- _Short exercise_:
Read the lines below and count those that have the word "Uncertainty". Respond with the number only.

- _Data records_:

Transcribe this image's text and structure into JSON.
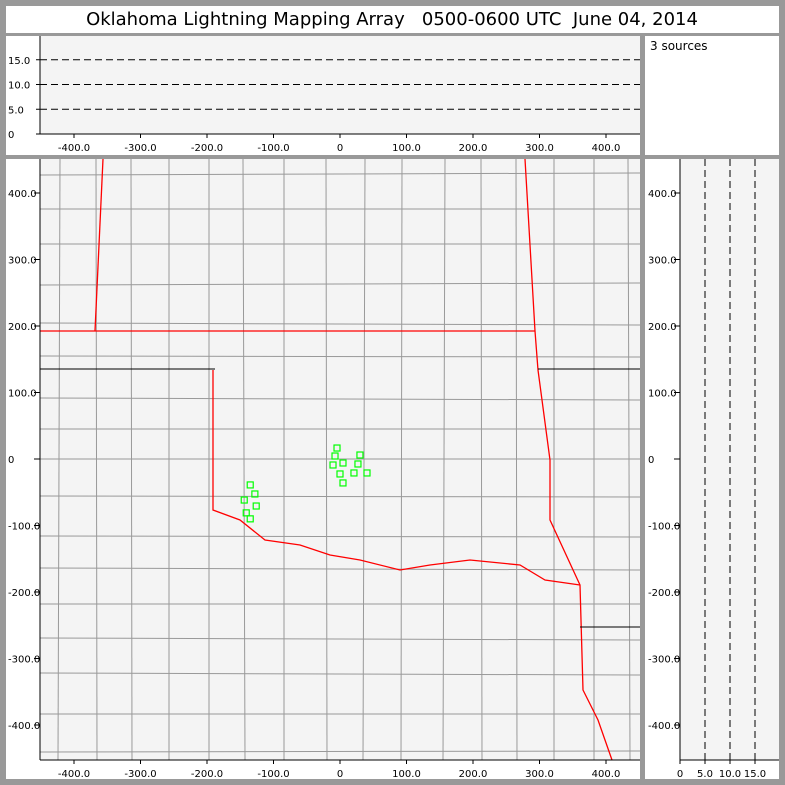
{
  "title": "Oklahoma Lightning Mapping Array   0500-0600 UTC  June 04, 2014",
  "source_count_label": "3 sources",
  "colors": {
    "source": "#00ff00",
    "state_border": "#ff0000",
    "county": "#999999",
    "plot_bg": "#f4f4f4",
    "frame": "#999999"
  },
  "chart_data": [
    {
      "type": "scatter",
      "panel": "altitude-vs-east-west",
      "xlim": [
        -450,
        450
      ],
      "ylim": [
        0,
        20
      ],
      "x_ticks": [
        "-400.0",
        "-300.0",
        "-200.0",
        "-100.0",
        "0",
        "100.0",
        "200.0",
        "300.0",
        "400.0"
      ],
      "x_tick_values": [
        -400,
        -300,
        -200,
        -100,
        0,
        100,
        200,
        300,
        400
      ],
      "y_ticks": [
        "0",
        "5.0",
        "10.0",
        "15.0"
      ],
      "y_tick_values": [
        0,
        5,
        10,
        15
      ],
      "reference_lines": [
        5,
        10,
        15
      ],
      "points": []
    },
    {
      "type": "scatter",
      "panel": "plan-view-map",
      "xlim": [
        -450,
        450
      ],
      "ylim": [
        -450,
        450
      ],
      "x_ticks": [
        "-400.0",
        "-300.0",
        "-200.0",
        "-100.0",
        "0",
        "100.0",
        "200.0",
        "300.0",
        "400.0"
      ],
      "x_tick_values": [
        -400,
        -300,
        -200,
        -100,
        0,
        100,
        200,
        300,
        400
      ],
      "y_ticks": [
        "400.0",
        "300.0",
        "200.0",
        "100.0",
        "0",
        "-100.0",
        "-200.0",
        "-300.0",
        "-400.0"
      ],
      "y_tick_values": [
        400,
        300,
        200,
        100,
        0,
        -100,
        -200,
        -300,
        -400
      ],
      "points": [
        {
          "x": -4.5,
          "y": 16.5
        },
        {
          "x": -7.5,
          "y": 4.5
        },
        {
          "x": -10.5,
          "y": -9
        },
        {
          "x": 4.5,
          "y": -6
        },
        {
          "x": 0,
          "y": -22.5
        },
        {
          "x": 4.5,
          "y": -36
        },
        {
          "x": 30,
          "y": 6
        },
        {
          "x": 27,
          "y": -7.5
        },
        {
          "x": 21,
          "y": -21
        },
        {
          "x": 40.6,
          "y": -21
        },
        {
          "x": -135,
          "y": -39
        },
        {
          "x": -128,
          "y": -52.6
        },
        {
          "x": -144,
          "y": -61.7
        },
        {
          "x": -126,
          "y": -70.7
        },
        {
          "x": -141,
          "y": -81
        },
        {
          "x": -135,
          "y": -90
        }
      ]
    },
    {
      "type": "scatter",
      "panel": "north-south-vs-altitude",
      "xlim": [
        0,
        20
      ],
      "ylim": [
        -450,
        450
      ],
      "x_ticks": [
        "0",
        "5.0",
        "10.0",
        "15.0"
      ],
      "x_tick_values": [
        0,
        5,
        10,
        15
      ],
      "y_ticks": [
        "400.0",
        "300.0",
        "200.0",
        "100.0",
        "0",
        "-100.0",
        "-200.0",
        "-300.0",
        "-400.0"
      ],
      "y_tick_values": [
        400,
        300,
        200,
        100,
        0,
        -100,
        -200,
        -300,
        -400
      ],
      "reference_lines": [
        5,
        10,
        15
      ],
      "points": []
    }
  ]
}
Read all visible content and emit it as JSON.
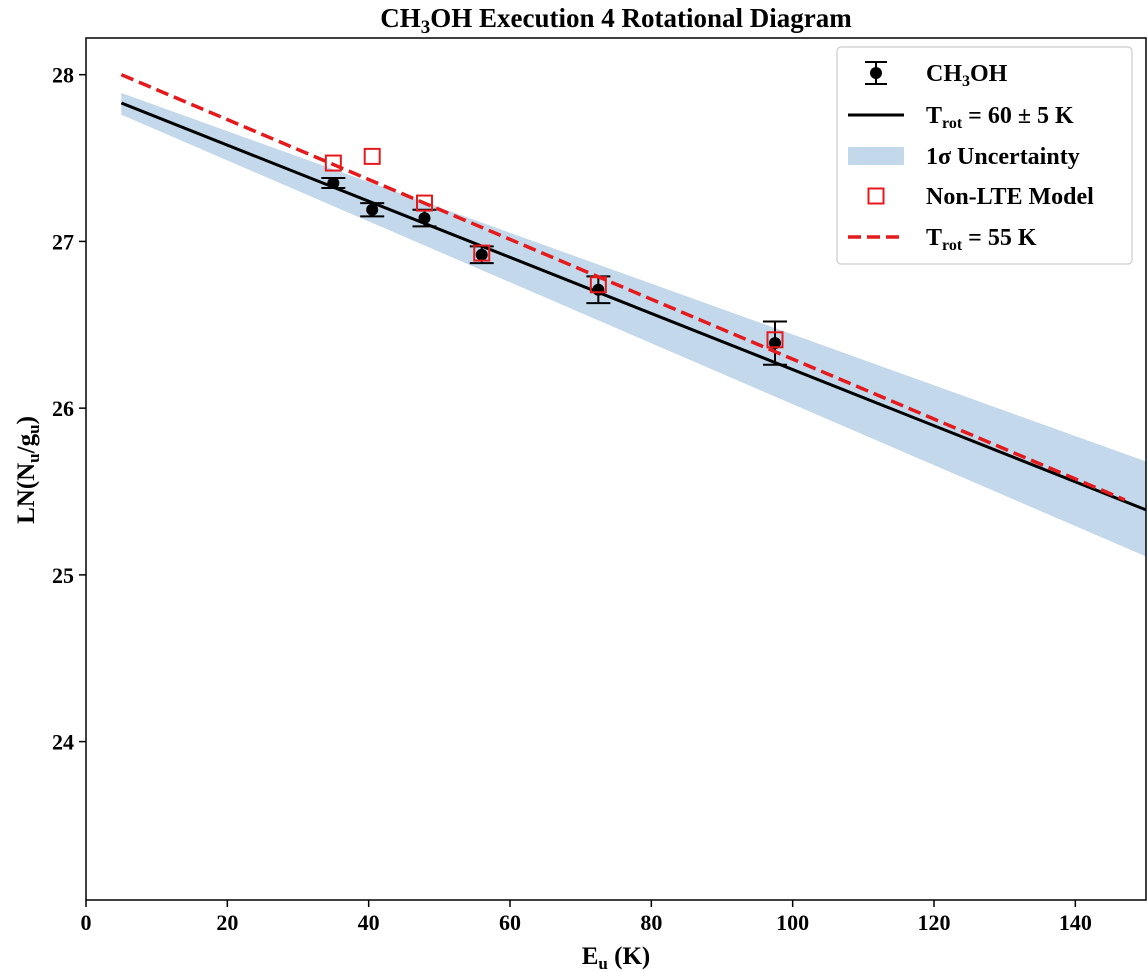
{
  "chart_data": {
    "type": "scatter",
    "title": "CH₃OH Execution 4 Rotational Diagram",
    "title_parts": [
      "CH",
      "3",
      "OH Execution 4 Rotational Diagram"
    ],
    "xlabel": "Eᵤ (K)",
    "xlabel_parts": [
      "E",
      "u",
      " (K)"
    ],
    "ylabel": "LN(Nᵤ/gᵤ)",
    "ylabel_parts": [
      "LN(N",
      "u",
      "/g",
      "u",
      ")"
    ],
    "xlim": [
      0,
      150
    ],
    "ylim": [
      23.05,
      28.22
    ],
    "xticks": [
      0,
      20,
      40,
      60,
      80,
      100,
      120,
      140
    ],
    "yticks": [
      24,
      25,
      26,
      27,
      28
    ],
    "grid": false,
    "legend_position": "top-right",
    "series": [
      {
        "name": "CH₃OH",
        "kind": "errorbar-points",
        "color": "#000000",
        "x": [
          35.0,
          40.5,
          47.9,
          56.0,
          72.5,
          97.5
        ],
        "y": [
          27.35,
          27.19,
          27.14,
          26.92,
          26.71,
          26.39
        ],
        "yerr": [
          0.03,
          0.04,
          0.05,
          0.05,
          0.08,
          0.13
        ]
      },
      {
        "name": "T_rot = 60 ± 5 K",
        "kind": "line",
        "color": "#000000",
        "x": [
          5,
          150
        ],
        "y": [
          27.83,
          25.39
        ]
      },
      {
        "name": "1σ Uncertainty",
        "kind": "band",
        "color": "#c3d8ea",
        "x": [
          5,
          150
        ],
        "lower": [
          27.76,
          25.11
        ],
        "upper": [
          27.89,
          25.68
        ]
      },
      {
        "name": "Non-LTE Model",
        "kind": "open-square-points",
        "color": "#e41a1c",
        "x": [
          35.0,
          40.5,
          47.9,
          56.0,
          72.5,
          97.5
        ],
        "y": [
          27.47,
          27.51,
          27.23,
          26.93,
          26.74,
          26.41
        ]
      },
      {
        "name": "T_rot = 55 K",
        "kind": "dashed-line",
        "color": "#e41a1c",
        "x": [
          5,
          147
        ],
        "y": [
          28.0,
          25.45
        ]
      }
    ],
    "legend": [
      {
        "main": "CH",
        "sub": "3",
        "rest": "OH"
      },
      {
        "main": "T",
        "sub": "rot",
        "rest": " = 60 ± 5 K"
      },
      {
        "main": "1σ Uncertainty",
        "sub": "",
        "rest": ""
      },
      {
        "main": "Non-LTE Model",
        "sub": "",
        "rest": ""
      },
      {
        "main": "T",
        "sub": "rot",
        "rest": " = 55 K"
      }
    ]
  }
}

- _Reply_:
2